## DIRECTIONS
Copy the lines that follow, keeping every character the same.

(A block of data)
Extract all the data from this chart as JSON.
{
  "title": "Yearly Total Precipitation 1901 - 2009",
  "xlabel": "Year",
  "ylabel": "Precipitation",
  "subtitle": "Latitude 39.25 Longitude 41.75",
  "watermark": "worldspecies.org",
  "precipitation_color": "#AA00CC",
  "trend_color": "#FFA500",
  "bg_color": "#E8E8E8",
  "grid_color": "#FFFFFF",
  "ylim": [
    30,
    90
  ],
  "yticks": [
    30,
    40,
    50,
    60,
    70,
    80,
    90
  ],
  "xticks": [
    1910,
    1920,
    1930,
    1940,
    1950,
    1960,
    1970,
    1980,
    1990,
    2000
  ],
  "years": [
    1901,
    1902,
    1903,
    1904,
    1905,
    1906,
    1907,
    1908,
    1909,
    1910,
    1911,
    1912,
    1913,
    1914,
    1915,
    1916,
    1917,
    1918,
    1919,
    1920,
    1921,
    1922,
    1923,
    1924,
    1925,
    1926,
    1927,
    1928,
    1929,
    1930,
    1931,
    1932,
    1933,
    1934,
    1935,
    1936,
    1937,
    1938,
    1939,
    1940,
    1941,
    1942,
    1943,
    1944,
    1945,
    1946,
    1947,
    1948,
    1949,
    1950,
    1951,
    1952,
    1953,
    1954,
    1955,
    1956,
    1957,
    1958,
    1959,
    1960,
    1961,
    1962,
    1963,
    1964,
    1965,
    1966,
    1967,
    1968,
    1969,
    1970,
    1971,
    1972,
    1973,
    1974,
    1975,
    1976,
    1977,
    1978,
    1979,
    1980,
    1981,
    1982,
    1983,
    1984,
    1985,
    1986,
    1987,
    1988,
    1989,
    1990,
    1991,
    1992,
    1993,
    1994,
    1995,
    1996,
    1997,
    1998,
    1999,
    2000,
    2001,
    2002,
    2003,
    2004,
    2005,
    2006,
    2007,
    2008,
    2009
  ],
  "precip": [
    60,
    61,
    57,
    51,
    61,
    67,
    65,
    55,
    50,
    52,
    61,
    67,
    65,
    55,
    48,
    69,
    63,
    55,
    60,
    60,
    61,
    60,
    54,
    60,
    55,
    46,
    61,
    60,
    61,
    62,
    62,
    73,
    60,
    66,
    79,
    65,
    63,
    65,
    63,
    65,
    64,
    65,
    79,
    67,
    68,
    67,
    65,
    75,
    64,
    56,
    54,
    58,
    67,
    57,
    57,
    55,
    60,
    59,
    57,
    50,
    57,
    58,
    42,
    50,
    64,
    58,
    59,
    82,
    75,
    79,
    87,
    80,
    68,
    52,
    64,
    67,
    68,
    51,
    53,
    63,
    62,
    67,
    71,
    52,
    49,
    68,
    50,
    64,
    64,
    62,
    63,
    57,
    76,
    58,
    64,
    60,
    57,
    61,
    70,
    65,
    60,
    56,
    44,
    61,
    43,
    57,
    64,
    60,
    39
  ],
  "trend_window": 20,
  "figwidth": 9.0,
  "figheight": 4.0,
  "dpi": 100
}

## ANSWER TO THIS EXERCISE
Extract all the data from this chart as JSON.
{
  "title": "Yearly Total Precipitation 1901 - 2009",
  "xlabel": "Year",
  "ylabel": "Precipitation",
  "subtitle": "Latitude 39.25 Longitude 41.75",
  "watermark": "worldspecies.org",
  "precipitation_color": "#AA00CC",
  "trend_color": "#FFA500",
  "bg_color": "#E8E8E8",
  "grid_color": "#FFFFFF",
  "ylim": [
    30,
    90
  ],
  "yticks": [
    30,
    40,
    50,
    60,
    70,
    80,
    90
  ],
  "xticks": [
    1910,
    1920,
    1930,
    1940,
    1950,
    1960,
    1970,
    1980,
    1990,
    2000
  ],
  "years": [
    1901,
    1902,
    1903,
    1904,
    1905,
    1906,
    1907,
    1908,
    1909,
    1910,
    1911,
    1912,
    1913,
    1914,
    1915,
    1916,
    1917,
    1918,
    1919,
    1920,
    1921,
    1922,
    1923,
    1924,
    1925,
    1926,
    1927,
    1928,
    1929,
    1930,
    1931,
    1932,
    1933,
    1934,
    1935,
    1936,
    1937,
    1938,
    1939,
    1940,
    1941,
    1942,
    1943,
    1944,
    1945,
    1946,
    1947,
    1948,
    1949,
    1950,
    1951,
    1952,
    1953,
    1954,
    1955,
    1956,
    1957,
    1958,
    1959,
    1960,
    1961,
    1962,
    1963,
    1964,
    1965,
    1966,
    1967,
    1968,
    1969,
    1970,
    1971,
    1972,
    1973,
    1974,
    1975,
    1976,
    1977,
    1978,
    1979,
    1980,
    1981,
    1982,
    1983,
    1984,
    1985,
    1986,
    1987,
    1988,
    1989,
    1990,
    1991,
    1992,
    1993,
    1994,
    1995,
    1996,
    1997,
    1998,
    1999,
    2000,
    2001,
    2002,
    2003,
    2004,
    2005,
    2006,
    2007,
    2008,
    2009
  ],
  "precip": [
    60,
    61,
    57,
    51,
    61,
    67,
    65,
    55,
    50,
    52,
    61,
    67,
    65,
    55,
    48,
    69,
    63,
    55,
    60,
    60,
    61,
    60,
    54,
    60,
    55,
    46,
    61,
    60,
    61,
    62,
    62,
    73,
    60,
    66,
    79,
    65,
    63,
    65,
    63,
    65,
    64,
    65,
    79,
    67,
    68,
    67,
    65,
    75,
    64,
    56,
    54,
    58,
    67,
    57,
    57,
    55,
    60,
    59,
    57,
    50,
    57,
    58,
    42,
    50,
    64,
    58,
    59,
    82,
    75,
    79,
    87,
    80,
    68,
    52,
    64,
    67,
    68,
    51,
    53,
    63,
    62,
    67,
    71,
    52,
    49,
    68,
    50,
    64,
    64,
    62,
    63,
    57,
    76,
    58,
    64,
    60,
    57,
    61,
    70,
    65,
    60,
    56,
    44,
    61,
    43,
    57,
    64,
    60,
    39
  ],
  "trend_window": 20,
  "figwidth": 9.0,
  "figheight": 4.0,
  "dpi": 100
}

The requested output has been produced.